## [Problem statement]
Lift out each line of the data that holds "疏通全文".

## [Dataset content]

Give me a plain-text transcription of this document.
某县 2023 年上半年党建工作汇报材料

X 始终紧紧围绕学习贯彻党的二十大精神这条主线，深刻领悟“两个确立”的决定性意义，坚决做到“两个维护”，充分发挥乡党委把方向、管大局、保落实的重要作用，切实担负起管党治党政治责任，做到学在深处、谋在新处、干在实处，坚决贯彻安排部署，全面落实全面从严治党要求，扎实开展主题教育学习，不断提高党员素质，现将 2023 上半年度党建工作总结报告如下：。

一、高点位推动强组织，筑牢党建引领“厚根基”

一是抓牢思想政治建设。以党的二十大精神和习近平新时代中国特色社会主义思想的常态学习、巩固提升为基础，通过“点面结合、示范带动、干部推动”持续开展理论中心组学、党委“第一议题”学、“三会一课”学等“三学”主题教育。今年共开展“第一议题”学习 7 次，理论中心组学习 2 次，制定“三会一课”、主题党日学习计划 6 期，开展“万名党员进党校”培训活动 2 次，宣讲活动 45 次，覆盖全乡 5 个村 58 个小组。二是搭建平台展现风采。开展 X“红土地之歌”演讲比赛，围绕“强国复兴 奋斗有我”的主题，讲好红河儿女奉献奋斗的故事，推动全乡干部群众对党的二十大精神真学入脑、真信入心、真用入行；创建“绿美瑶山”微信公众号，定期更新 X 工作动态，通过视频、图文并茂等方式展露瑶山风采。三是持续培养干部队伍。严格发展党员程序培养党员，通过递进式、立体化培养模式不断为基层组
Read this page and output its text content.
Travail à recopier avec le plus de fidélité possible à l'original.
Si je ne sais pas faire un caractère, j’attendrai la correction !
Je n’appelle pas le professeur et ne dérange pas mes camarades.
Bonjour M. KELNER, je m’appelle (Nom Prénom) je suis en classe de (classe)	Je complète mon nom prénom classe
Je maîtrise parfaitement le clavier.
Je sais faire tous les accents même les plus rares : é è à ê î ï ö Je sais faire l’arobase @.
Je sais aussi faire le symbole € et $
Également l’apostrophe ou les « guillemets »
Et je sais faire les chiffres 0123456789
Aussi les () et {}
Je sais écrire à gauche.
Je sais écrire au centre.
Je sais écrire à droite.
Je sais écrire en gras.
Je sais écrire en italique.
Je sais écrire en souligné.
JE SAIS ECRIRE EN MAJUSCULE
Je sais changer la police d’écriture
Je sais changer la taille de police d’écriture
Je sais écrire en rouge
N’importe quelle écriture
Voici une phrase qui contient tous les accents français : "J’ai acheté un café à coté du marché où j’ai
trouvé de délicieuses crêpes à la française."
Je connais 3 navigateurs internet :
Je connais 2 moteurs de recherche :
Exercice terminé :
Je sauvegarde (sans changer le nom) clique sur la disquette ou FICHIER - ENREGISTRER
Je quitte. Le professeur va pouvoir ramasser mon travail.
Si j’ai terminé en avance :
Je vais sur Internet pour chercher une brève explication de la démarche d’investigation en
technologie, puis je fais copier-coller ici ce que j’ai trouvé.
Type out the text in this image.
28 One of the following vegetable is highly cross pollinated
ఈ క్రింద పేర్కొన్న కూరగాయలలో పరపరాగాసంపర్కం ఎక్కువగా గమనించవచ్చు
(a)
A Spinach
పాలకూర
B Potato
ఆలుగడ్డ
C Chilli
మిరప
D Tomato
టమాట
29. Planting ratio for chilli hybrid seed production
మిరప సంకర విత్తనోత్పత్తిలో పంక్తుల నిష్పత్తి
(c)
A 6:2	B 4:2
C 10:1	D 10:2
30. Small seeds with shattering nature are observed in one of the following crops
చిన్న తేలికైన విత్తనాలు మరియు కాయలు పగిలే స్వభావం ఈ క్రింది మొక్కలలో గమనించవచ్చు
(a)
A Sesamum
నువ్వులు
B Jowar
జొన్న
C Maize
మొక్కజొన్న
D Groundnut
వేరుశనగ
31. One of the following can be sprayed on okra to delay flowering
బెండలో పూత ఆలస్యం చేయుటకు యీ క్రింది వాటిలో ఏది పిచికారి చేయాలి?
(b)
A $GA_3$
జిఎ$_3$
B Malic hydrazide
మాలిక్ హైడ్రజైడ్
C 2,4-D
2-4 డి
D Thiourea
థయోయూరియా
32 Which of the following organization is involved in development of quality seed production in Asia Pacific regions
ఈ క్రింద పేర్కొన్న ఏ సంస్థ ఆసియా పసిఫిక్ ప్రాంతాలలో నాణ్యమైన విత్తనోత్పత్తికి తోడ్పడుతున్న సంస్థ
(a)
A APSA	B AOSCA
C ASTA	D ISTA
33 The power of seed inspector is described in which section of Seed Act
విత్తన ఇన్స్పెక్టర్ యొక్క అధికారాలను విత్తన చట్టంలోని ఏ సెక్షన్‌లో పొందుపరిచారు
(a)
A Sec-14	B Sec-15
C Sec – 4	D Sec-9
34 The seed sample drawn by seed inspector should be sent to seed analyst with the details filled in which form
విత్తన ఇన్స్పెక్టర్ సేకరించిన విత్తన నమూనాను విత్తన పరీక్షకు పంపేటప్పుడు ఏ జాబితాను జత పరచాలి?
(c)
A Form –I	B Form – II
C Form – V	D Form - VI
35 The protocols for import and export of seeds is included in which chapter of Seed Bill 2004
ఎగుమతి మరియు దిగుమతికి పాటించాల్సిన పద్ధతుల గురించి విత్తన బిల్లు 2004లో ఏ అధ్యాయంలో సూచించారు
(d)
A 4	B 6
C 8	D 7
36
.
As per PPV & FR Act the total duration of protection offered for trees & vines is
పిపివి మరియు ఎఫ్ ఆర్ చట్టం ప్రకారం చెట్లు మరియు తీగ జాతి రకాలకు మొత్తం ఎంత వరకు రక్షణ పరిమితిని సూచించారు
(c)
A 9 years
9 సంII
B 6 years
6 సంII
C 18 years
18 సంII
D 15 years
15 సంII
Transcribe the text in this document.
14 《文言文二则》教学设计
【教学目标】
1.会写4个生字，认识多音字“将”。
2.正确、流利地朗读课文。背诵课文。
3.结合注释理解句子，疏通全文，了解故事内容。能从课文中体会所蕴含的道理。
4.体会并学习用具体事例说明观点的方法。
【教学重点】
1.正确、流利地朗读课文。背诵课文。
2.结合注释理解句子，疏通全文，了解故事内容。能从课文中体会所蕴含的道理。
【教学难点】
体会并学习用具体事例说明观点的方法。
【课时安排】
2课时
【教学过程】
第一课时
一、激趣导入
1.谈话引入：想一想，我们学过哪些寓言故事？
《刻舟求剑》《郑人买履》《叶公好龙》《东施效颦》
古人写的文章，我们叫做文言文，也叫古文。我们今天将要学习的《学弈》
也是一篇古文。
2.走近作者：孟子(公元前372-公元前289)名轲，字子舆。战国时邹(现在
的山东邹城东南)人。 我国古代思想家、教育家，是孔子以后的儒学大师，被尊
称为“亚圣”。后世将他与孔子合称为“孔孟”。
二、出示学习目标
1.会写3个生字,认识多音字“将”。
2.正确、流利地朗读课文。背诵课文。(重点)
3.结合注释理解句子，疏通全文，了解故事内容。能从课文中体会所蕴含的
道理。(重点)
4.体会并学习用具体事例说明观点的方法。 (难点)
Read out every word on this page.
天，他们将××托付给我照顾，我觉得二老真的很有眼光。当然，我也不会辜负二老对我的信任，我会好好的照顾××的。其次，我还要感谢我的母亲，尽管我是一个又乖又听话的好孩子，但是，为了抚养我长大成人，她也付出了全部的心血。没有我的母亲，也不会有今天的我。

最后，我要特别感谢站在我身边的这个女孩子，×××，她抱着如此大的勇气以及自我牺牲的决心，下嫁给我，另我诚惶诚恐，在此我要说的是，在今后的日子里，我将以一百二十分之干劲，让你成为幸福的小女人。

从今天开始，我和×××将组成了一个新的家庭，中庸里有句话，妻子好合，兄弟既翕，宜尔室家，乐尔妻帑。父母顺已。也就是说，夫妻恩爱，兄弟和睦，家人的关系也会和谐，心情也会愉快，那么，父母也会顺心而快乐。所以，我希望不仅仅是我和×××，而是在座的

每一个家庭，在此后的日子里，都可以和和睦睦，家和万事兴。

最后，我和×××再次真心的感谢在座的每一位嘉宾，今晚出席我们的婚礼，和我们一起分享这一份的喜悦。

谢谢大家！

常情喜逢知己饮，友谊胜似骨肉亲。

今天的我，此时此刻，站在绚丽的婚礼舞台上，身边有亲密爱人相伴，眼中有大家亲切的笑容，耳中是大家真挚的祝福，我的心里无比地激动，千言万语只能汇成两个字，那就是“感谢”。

## [Written response]
3.结合注释理解句子，疏通全文，了解故事内容。能从课文中体会所蕴含的道理。
2.结合注释理解句子，疏通全文，了解故事内容。能从课文中体会所蕴含的道理。
3.结合注释理解句子，疏通全文，了解故事内容。能从课文中体会所蕴含的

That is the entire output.